WHAT TO DO: Quote the entries word for word. Omit the pictures.

(DATASET begins)

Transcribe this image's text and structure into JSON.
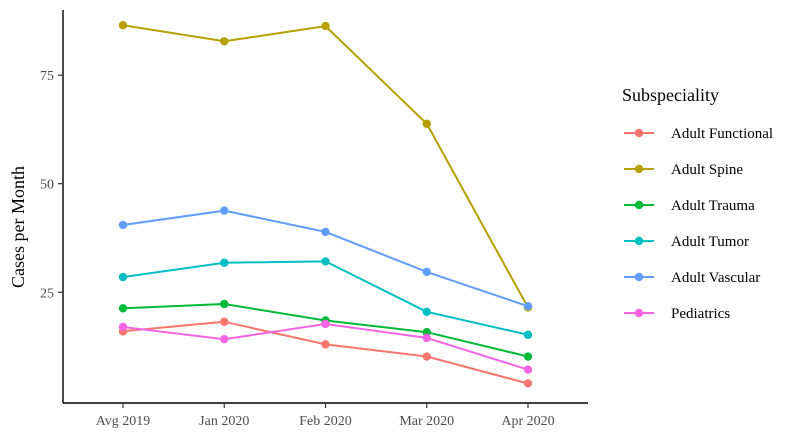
{
  "chart_data": {
    "type": "line",
    "x": [
      "Avg 2019",
      "Jan 2020",
      "Feb 2020",
      "Mar 2020",
      "Apr 2020"
    ],
    "ylabel": "Cases per Month",
    "xlabel": "",
    "yticks": [
      25,
      50,
      75
    ],
    "ylim": [
      -0.5,
      90
    ],
    "grid": false,
    "legend": {
      "title": "Subspeciality",
      "position": "right"
    },
    "series": [
      {
        "name": "Adult Functional",
        "color": "#F8766D",
        "values": [
          16,
          18.2,
          13,
          10.2,
          4
        ]
      },
      {
        "name": "Adult Spine",
        "color": "#B79F00",
        "values": [
          86.5,
          82.8,
          86.3,
          63.8,
          21.5
        ]
      },
      {
        "name": "Adult Trauma",
        "color": "#00BA38",
        "values": [
          21.3,
          22.3,
          18.5,
          15.8,
          10.2
        ]
      },
      {
        "name": "Adult Tumor",
        "color": "#00BFC4",
        "values": [
          28.5,
          31.8,
          32.1,
          20.5,
          15.2
        ]
      },
      {
        "name": "Adult Vascular",
        "color": "#619CFF",
        "values": [
          40.5,
          43.8,
          38.9,
          29.7,
          21.8
        ]
      },
      {
        "name": "Pediatrics",
        "color": "#F564E3",
        "values": [
          17,
          14.2,
          17.7,
          14.5,
          7.2
        ]
      }
    ]
  }
}
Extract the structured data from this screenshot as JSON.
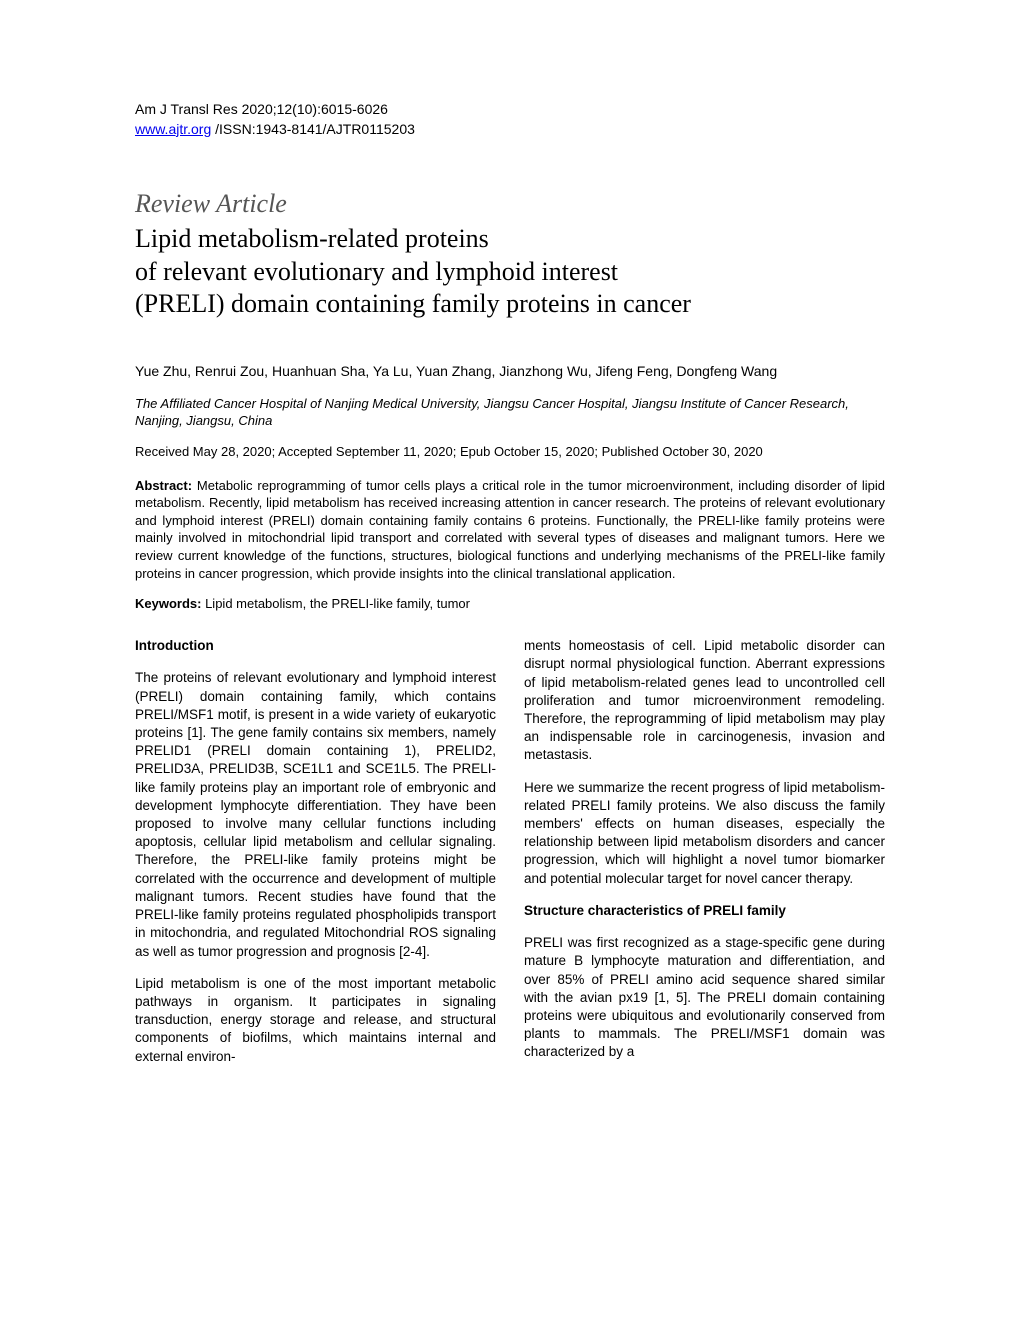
{
  "header": {
    "journal_ref": "Am J Transl Res 2020;12(10):6015-6026",
    "link_text": "www.ajtr.org",
    "issn_line": " /ISSN:1943-8141/AJTR0115203"
  },
  "article": {
    "type": "Review Article",
    "title_line1": "Lipid metabolism-related proteins",
    "title_line2": "of relevant evolutionary and lymphoid interest",
    "title_line3": "(PRELI) domain containing family proteins in cancer",
    "authors": "Yue Zhu, Renrui Zou, Huanhuan Sha, Ya Lu, Yuan Zhang, Jianzhong Wu, Jifeng Feng, Dongfeng Wang",
    "affiliation": "The Affiliated Cancer Hospital of Nanjing Medical University, Jiangsu Cancer Hospital, Jiangsu Institute of Cancer Research, Nanjing, Jiangsu, China",
    "dates": "Received May 28, 2020; Accepted September 11, 2020; Epub October 15, 2020; Published October 30, 2020"
  },
  "abstract": {
    "label": "Abstract:",
    "text": " Metabolic reprogramming of tumor cells plays a critical role in the tumor microenvironment, including disorder of lipid metabolism. Recently, lipid metabolism has received increasing attention in cancer research. The proteins of relevant evolutionary and lymphoid interest (PRELI) domain containing family contains 6 proteins. Functionally, the PRELI-like family proteins were mainly involved in mitochondrial lipid transport and correlated with several types of diseases and malignant tumors. Here we review current knowledge of the functions, structures, biological functions and underlying mechanisms of the PRELI-like family proteins in cancer progression, which provide insights into the clinical translational application."
  },
  "keywords": {
    "label": "Keywords:",
    "text": " Lipid metabolism, the PRELI-like family, tumor"
  },
  "body": {
    "left": {
      "heading1": "Introduction",
      "para1": "The proteins of relevant evolutionary and lymphoid interest (PRELI) domain containing family, which contains PRELI/MSF1 motif, is present in a wide variety of eukaryotic proteins [1]. The gene family contains six members, namely PRELID1 (PRELI domain containing 1), PRELID2, PRELID3A, PRELID3B, SCE1L1 and SCE1L5. The PRELI-like family proteins play an important role of embryonic and development lymphocyte differentiation. They have been proposed to involve many cellular functions including apoptosis, cellular lipid metabolism and cellular signaling. Therefore, the PRELI-like family proteins might be correlated with the occurrence and development of multiple malignant tumors. Recent studies have found that the PRELI-like family proteins regulated phospholipids transport in mitochondria, and regulated Mitochondrial ROS signaling as well as tumor progression and prognosis [2-4].",
      "para2": "Lipid metabolism is one of the most important metabolic pathways in organism. It participates in signaling transduction, energy storage and release, and structural components of biofilms, which maintains internal and external environ-"
    },
    "right": {
      "para1": "ments homeostasis of cell. Lipid metabolic disorder can disrupt normal physiological function. Aberrant expressions of lipid metabolism-related genes lead to uncontrolled cell proliferation and tumor microenvironment remodeling. Therefore, the reprogramming of lipid metabolism may play an indispensable role in carcinogenesis, invasion and metastasis.",
      "para2": "Here we summarize the recent progress of lipid metabolism-related PRELI family proteins. We also discuss the family members' effects on human diseases, especially the relationship between lipid metabolism disorders and cancer progression, which will highlight a novel tumor biomarker and potential molecular target for novel cancer therapy.",
      "heading1": "Structure characteristics of PRELI family",
      "para3": "PRELI was first recognized as a stage-specific gene during mature B lymphocyte maturation and differentiation, and over 85% of PRELI amino acid sequence shared similar with the avian px19 [1, 5]. The PRELI domain containing proteins were ubiquitous and evolutionarily conserved from plants to mammals. The PRELI/MSF1 domain was characterized by a"
    }
  }
}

(DATASET ends)

EXPECTED ANSWER:
Transcribe this image's text and structure into JSON.
{
  "chart_data": {
    "type": "line",
    "x": [
      "Avg 2019",
      "Jan 2020",
      "Feb 2020",
      "Mar 2020",
      "Apr 2020"
    ],
    "ylabel": "Cases per Month",
    "xlabel": "",
    "yticks": [
      25,
      50,
      75
    ],
    "ylim": [
      -0.5,
      90
    ],
    "grid": false,
    "legend": {
      "title": "Subspeciality",
      "position": "right"
    },
    "series": [
      {
        "name": "Adult Functional",
        "color": "#F8766D",
        "values": [
          16,
          18.2,
          13,
          10.2,
          4
        ]
      },
      {
        "name": "Adult Spine",
        "color": "#B79F00",
        "values": [
          86.5,
          82.8,
          86.3,
          63.8,
          21.5
        ]
      },
      {
        "name": "Adult Trauma",
        "color": "#00BA38",
        "values": [
          21.3,
          22.3,
          18.5,
          15.8,
          10.2
        ]
      },
      {
        "name": "Adult Tumor",
        "color": "#00BFC4",
        "values": [
          28.5,
          31.8,
          32.1,
          20.5,
          15.2
        ]
      },
      {
        "name": "Adult Vascular",
        "color": "#619CFF",
        "values": [
          40.5,
          43.8,
          38.9,
          29.7,
          21.8
        ]
      },
      {
        "name": "Pediatrics",
        "color": "#F564E3",
        "values": [
          17,
          14.2,
          17.7,
          14.5,
          7.2
        ]
      }
    ]
  }
}
Extract the structured data from this screenshot as JSON.
{
  "header": {
    "journal_ref": "Am J Transl Res 2020;12(10):6015-6026",
    "link_text": "www.ajtr.org",
    "issn_line": " /ISSN:1943-8141/AJTR0115203"
  },
  "article": {
    "type": "Review Article",
    "title_line1": "Lipid metabolism-related proteins",
    "title_line2": "of relevant evolutionary and lymphoid interest",
    "title_line3": "(PRELI) domain containing family proteins in cancer",
    "authors": "Yue Zhu, Renrui Zou, Huanhuan Sha, Ya Lu, Yuan Zhang, Jianzhong Wu, Jifeng Feng, Dongfeng Wang",
    "affiliation": "The Affiliated Cancer Hospital of Nanjing Medical University, Jiangsu Cancer Hospital, Jiangsu Institute of Cancer Research, Nanjing, Jiangsu, China",
    "dates": "Received May 28, 2020; Accepted September 11, 2020; Epub October 15, 2020; Published October 30, 2020"
  },
  "abstract": {
    "label": "Abstract:",
    "text": " Metabolic reprogramming of tumor cells plays a critical role in the tumor microenvironment, including disorder of lipid metabolism. Recently, lipid metabolism has received increasing attention in cancer research. The proteins of relevant evolutionary and lymphoid interest (PRELI) domain containing family contains 6 proteins. Functionally, the PRELI-like family proteins were mainly involved in mitochondrial lipid transport and correlated with several types of diseases and malignant tumors. Here we review current knowledge of the functions, structures, biological functions and underlying mechanisms of the PRELI-like family proteins in cancer progression, which provide insights into the clinical translational application."
  },
  "keywords": {
    "label": "Keywords:",
    "text": " Lipid metabolism, the PRELI-like family, tumor"
  },
  "body": {
    "left": {
      "heading1": "Introduction",
      "para1": "The proteins of relevant evolutionary and lymphoid interest (PRELI) domain containing family, which contains PRELI/MSF1 motif, is present in a wide variety of eukaryotic proteins [1]. The gene family contains six members, namely PRELID1 (PRELI domain containing 1), PRELID2, PRELID3A, PRELID3B, SCE1L1 and SCE1L5. The PRELI-like family proteins play an important role of embryonic and development lymphocyte differentiation. They have been proposed to involve many cellular functions including apoptosis, cellular lipid metabolism and cellular signaling. Therefore, the PRELI-like family proteins might be correlated with the occurrence and development of multiple malignant tumors. Recent studies have found that the PRELI-like family proteins regulated phospholipids transport in mitochondria, and regulated Mitochondrial ROS signaling as well as tumor progression and prognosis [2-4].",
      "para2": "Lipid metabolism is one of the most important metabolic pathways in organism. It participates in signaling transduction, energy storage and release, and structural components of biofilms, which maintains internal and external environ-"
    },
    "right": {
      "para1": "ments homeostasis of cell. Lipid metabolic disorder can disrupt normal physiological function. Aberrant expressions of lipid metabolism-related genes lead to uncontrolled cell proliferation and tumor microenvironment remodeling. Therefore, the reprogramming of lipid metabolism may play an indispensable role in carcinogenesis, invasion and metastasis.",
      "para2": "Here we summarize the recent progress of lipid metabolism-related PRELI family proteins. We also discuss the family members' effects on human diseases, especially the relationship between lipid metabolism disorders and cancer progression, which will highlight a novel tumor biomarker and potential molecular target for novel cancer therapy.",
      "heading1": "Structure characteristics of PRELI family",
      "para3": "PRELI was first recognized as a stage-specific gene during mature B lymphocyte maturation and differentiation, and over 85% of PRELI amino acid sequence shared similar with the avian px19 [1, 5]. The PRELI domain containing proteins were ubiquitous and evolutionarily conserved from plants to mammals. The PRELI/MSF1 domain was characterized by a"
    }
  }
}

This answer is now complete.